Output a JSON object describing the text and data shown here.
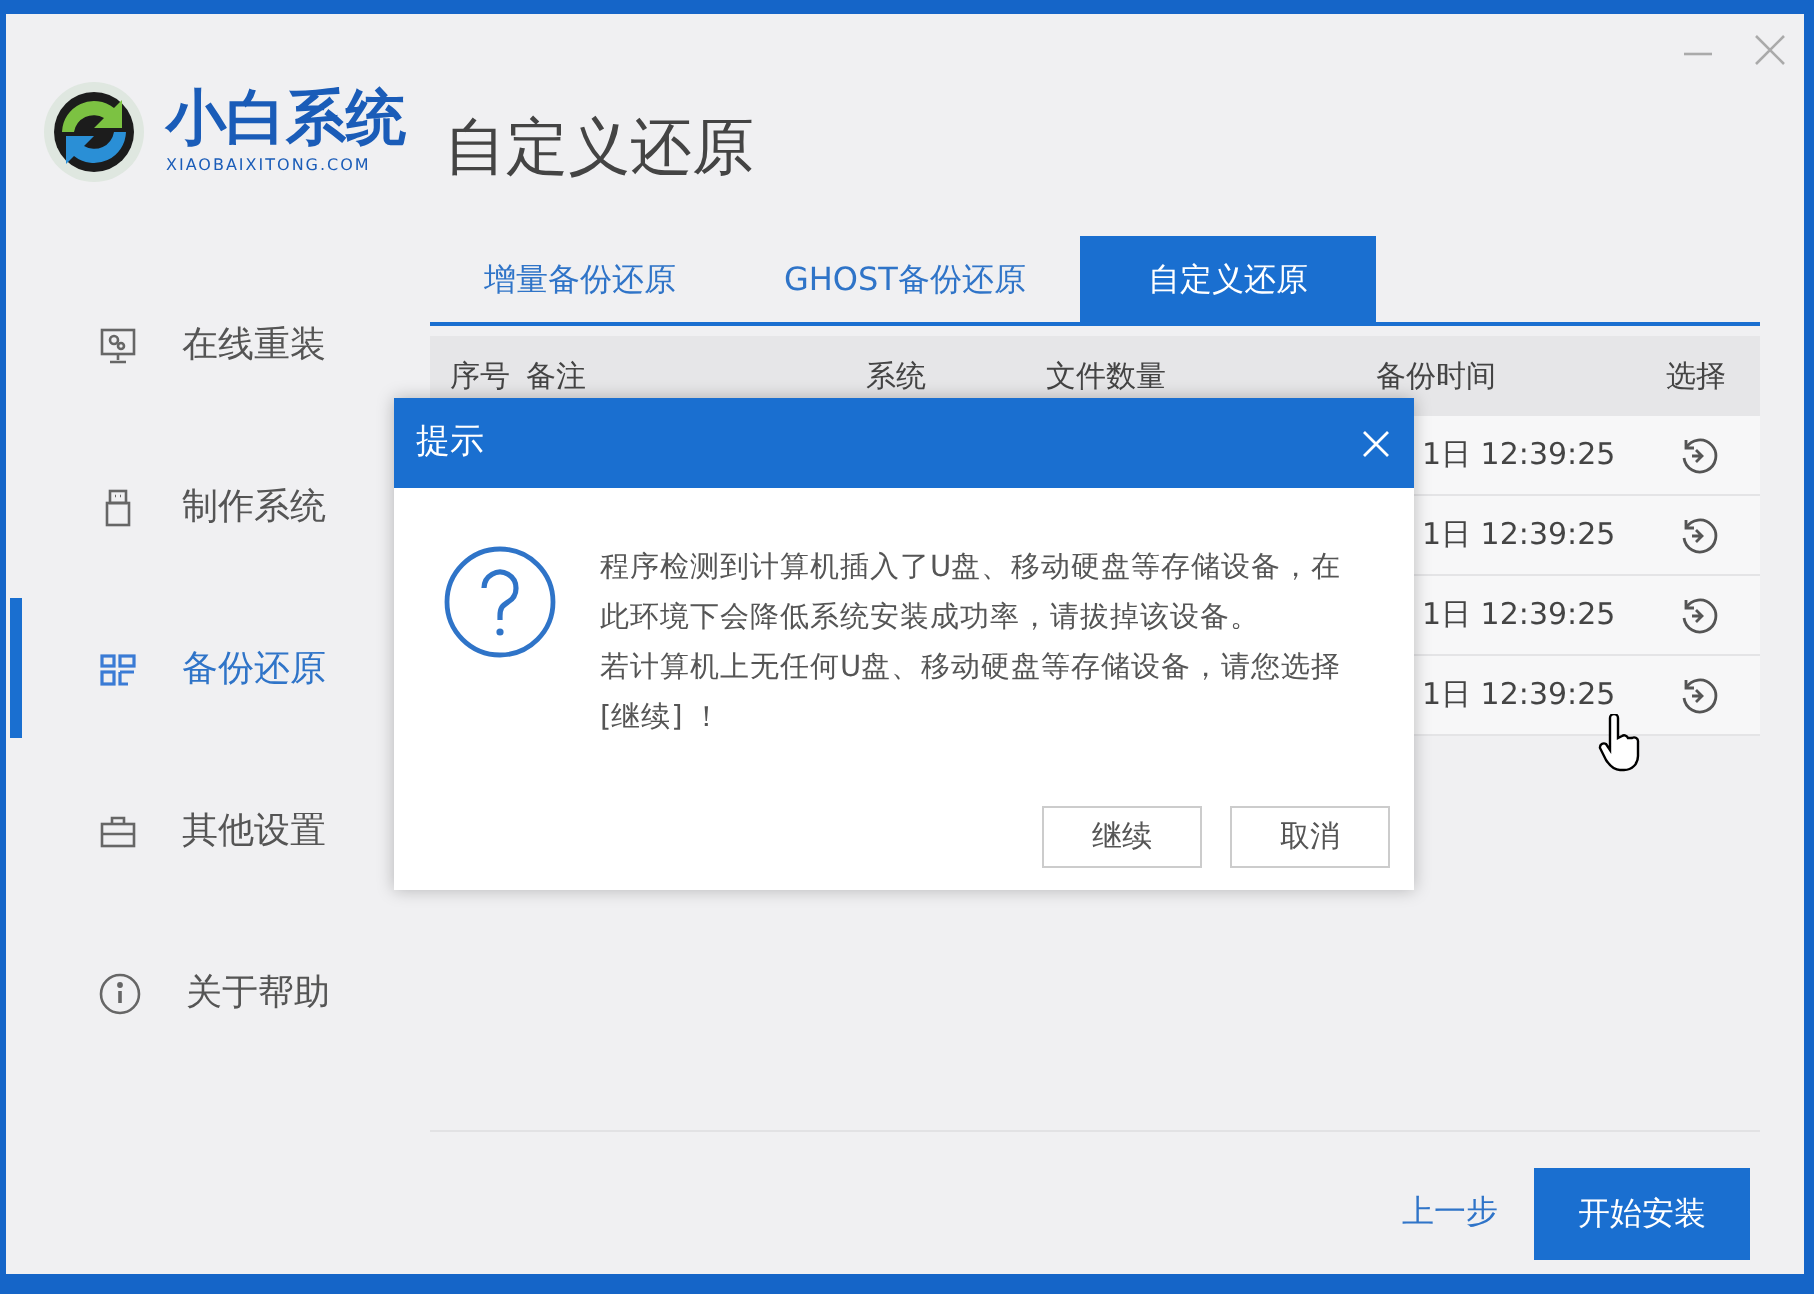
{
  "logo": {
    "name": "小白系统",
    "domain": "XIAOBAIXITONG.COM"
  },
  "page_title": "自定义还原",
  "sidebar": {
    "items": [
      {
        "label": "在线重装",
        "selected": false
      },
      {
        "label": "制作系统",
        "selected": false
      },
      {
        "label": "备份还原",
        "selected": true
      },
      {
        "label": "其他设置",
        "selected": false
      },
      {
        "label": "关于帮助",
        "selected": false
      }
    ]
  },
  "tabs": [
    {
      "label": "增量备份还原",
      "selected": false
    },
    {
      "label": "GHOST备份还原",
      "selected": false
    },
    {
      "label": "自定义还原",
      "selected": true
    }
  ],
  "table": {
    "columns": [
      "序号",
      "备注",
      "系统",
      "文件数量",
      "备份时间",
      "选择"
    ],
    "rows": [
      {
        "backup_time": "1日 12:39:25"
      },
      {
        "backup_time": "1日 12:39:25"
      },
      {
        "backup_time": "1日 12:39:25"
      },
      {
        "backup_time": "1日 12:39:25"
      }
    ]
  },
  "dialog": {
    "title": "提示",
    "message_lines": [
      "程序检测到计算机插入了U盘、移动硬盘等存储设备，在",
      "此环境下会降低系统安装成功率，请拔掉该设备。",
      "若计算机上无任何U盘、移动硬盘等存储设备，请您选择",
      "[继续] ！"
    ],
    "buttons": [
      "继续",
      "取消"
    ]
  },
  "footer": {
    "back": "上一步",
    "start": "开始安装"
  }
}
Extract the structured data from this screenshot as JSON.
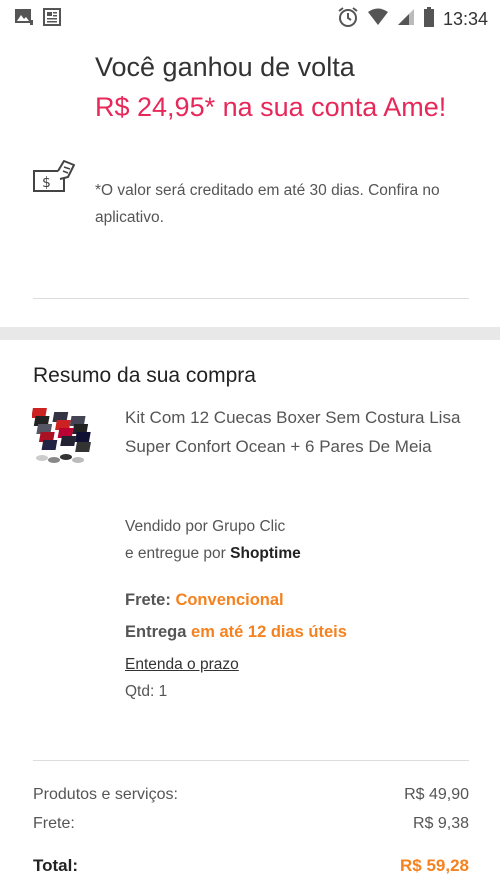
{
  "status_bar": {
    "time": "13:34",
    "left_icons": [
      "gallery-notification-icon",
      "news-notification-icon"
    ],
    "right_icons": [
      "alarm-icon",
      "wifi-icon",
      "cell-signal-icon",
      "battery-icon"
    ]
  },
  "cashback": {
    "title": "Você ganhou de volta",
    "amount_line": "R$ 24,95* na sua conta Ame!",
    "note": "*O valor será creditado em até 30 dias. Confira no aplicativo.",
    "icon": "hand-money-icon",
    "accent_color": "#e6285a"
  },
  "summary": {
    "title": "Resumo da sua compra",
    "product": {
      "name": "Kit Com 12 Cuecas Boxer Sem Costura Lisa Super Confort Ocean + 6 Pares De Meia",
      "sold_by_prefix": "Vendido por",
      "seller": "Grupo Clic",
      "delivered_by_prefix": "e entregue por",
      "deliverer": "Shoptime",
      "frete_label": "Frete:",
      "frete_value": "Convencional",
      "entrega_label": "Entrega",
      "entrega_value": "em até 12 dias úteis",
      "prazo_link": "Entenda o prazo",
      "quantity": "Qtd: 1"
    }
  },
  "totals": {
    "products_label": "Produtos e serviços:",
    "products_value": "R$ 49,90",
    "shipping_label": "Frete:",
    "shipping_value": "R$ 9,38",
    "total_label": "Total:",
    "total_value": "R$ 59,28",
    "highlight_color": "#f5821f"
  }
}
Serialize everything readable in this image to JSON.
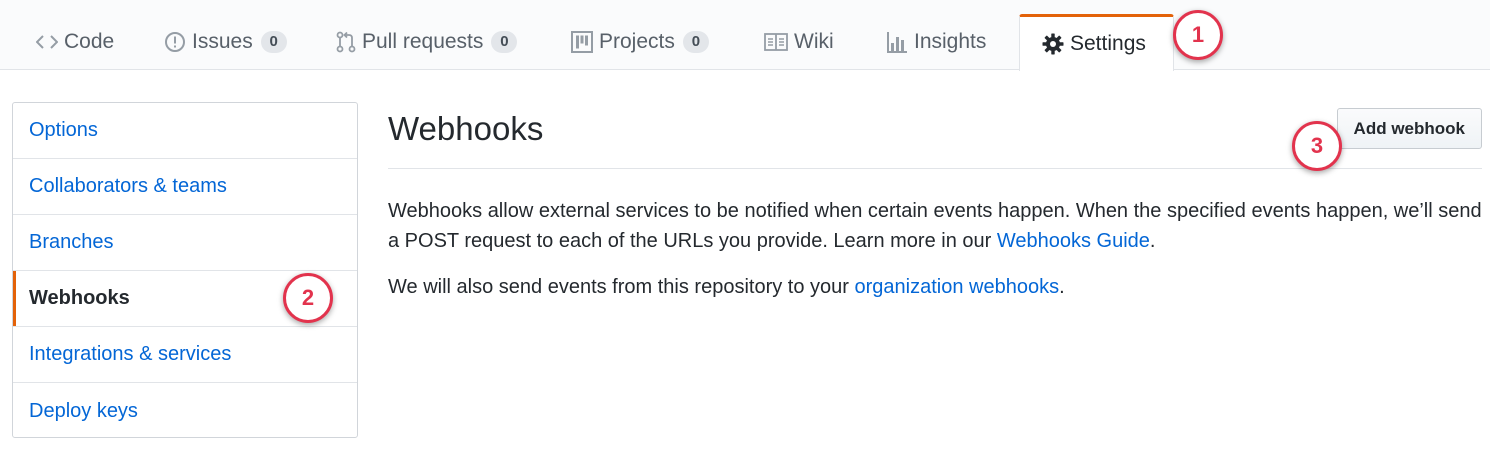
====
Your task is an exact transcription of all the data, minus the pictures.

Output a JSON object describing the text and data shown here.
{
  "logo": {
    "name": "小白系统",
    "domain": "XIAOBAIXITONG.COM"
  },
  "page_title": "自定义还原",
  "sidebar": {
    "items": [
      {
        "label": "在线重装",
        "selected": false
      },
      {
        "label": "制作系统",
        "selected": false
      },
      {
        "label": "备份还原",
        "selected": true
      },
      {
        "label": "其他设置",
        "selected": false
      },
      {
        "label": "关于帮助",
        "selected": false
      }
    ]
  },
  "tabs": [
    {
      "label": "增量备份还原",
      "selected": false
    },
    {
      "label": "GHOST备份还原",
      "selected": false
    },
    {
      "label": "自定义还原",
      "selected": true
    }
  ],
  "table": {
    "columns": [
      "序号",
      "备注",
      "系统",
      "文件数量",
      "备份时间",
      "选择"
    ],
    "rows": [
      {
        "backup_time": "1日 12:39:25"
      },
      {
        "backup_time": "1日 12:39:25"
      },
      {
        "backup_time": "1日 12:39:25"
      },
      {
        "backup_time": "1日 12:39:25"
      }
    ]
  },
  "dialog": {
    "title": "提示",
    "message_lines": [
      "程序检测到计算机插入了U盘、移动硬盘等存储设备，在",
      "此环境下会降低系统安装成功率，请拔掉该设备。",
      "若计算机上无任何U盘、移动硬盘等存储设备，请您选择",
      "[继续] ！"
    ],
    "buttons": [
      "继续",
      "取消"
    ]
  },
  "footer": {
    "back": "上一步",
    "start": "开始安装"
  }
}
Extract the structured data from this screenshot as JSON.
{
  "status_bar": {
    "time": "13:34",
    "left_icons": [
      "gallery-notification-icon",
      "news-notification-icon"
    ],
    "right_icons": [
      "alarm-icon",
      "wifi-icon",
      "cell-signal-icon",
      "battery-icon"
    ]
  },
  "cashback": {
    "title": "Você ganhou de volta",
    "amount_line": "R$ 24,95* na sua conta Ame!",
    "note": "*O valor será creditado em até 30 dias. Confira no aplicativo.",
    "icon": "hand-money-icon",
    "accent_color": "#e6285a"
  },
  "summary": {
    "title": "Resumo da sua compra",
    "product": {
      "name": "Kit Com 12 Cuecas Boxer Sem Costura Lisa Super Confort Ocean + 6 Pares De Meia",
      "sold_by_prefix": "Vendido por",
      "seller": "Grupo Clic",
      "delivered_by_prefix": "e entregue por",
      "deliverer": "Shoptime",
      "frete_label": "Frete:",
      "frete_value": "Convencional",
      "entrega_label": "Entrega",
      "entrega_value": "em até 12 dias úteis",
      "prazo_link": "Entenda o prazo",
      "quantity": "Qtd: 1"
    }
  },
  "totals": {
    "products_label": "Produtos e serviços:",
    "products_value": "R$ 49,90",
    "shipping_label": "Frete:",
    "shipping_value": "R$ 9,38",
    "total_label": "Total:",
    "total_value": "R$ 59,28",
    "highlight_color": "#f5821f"
  }
}
Serialize everything readable in this image to JSON.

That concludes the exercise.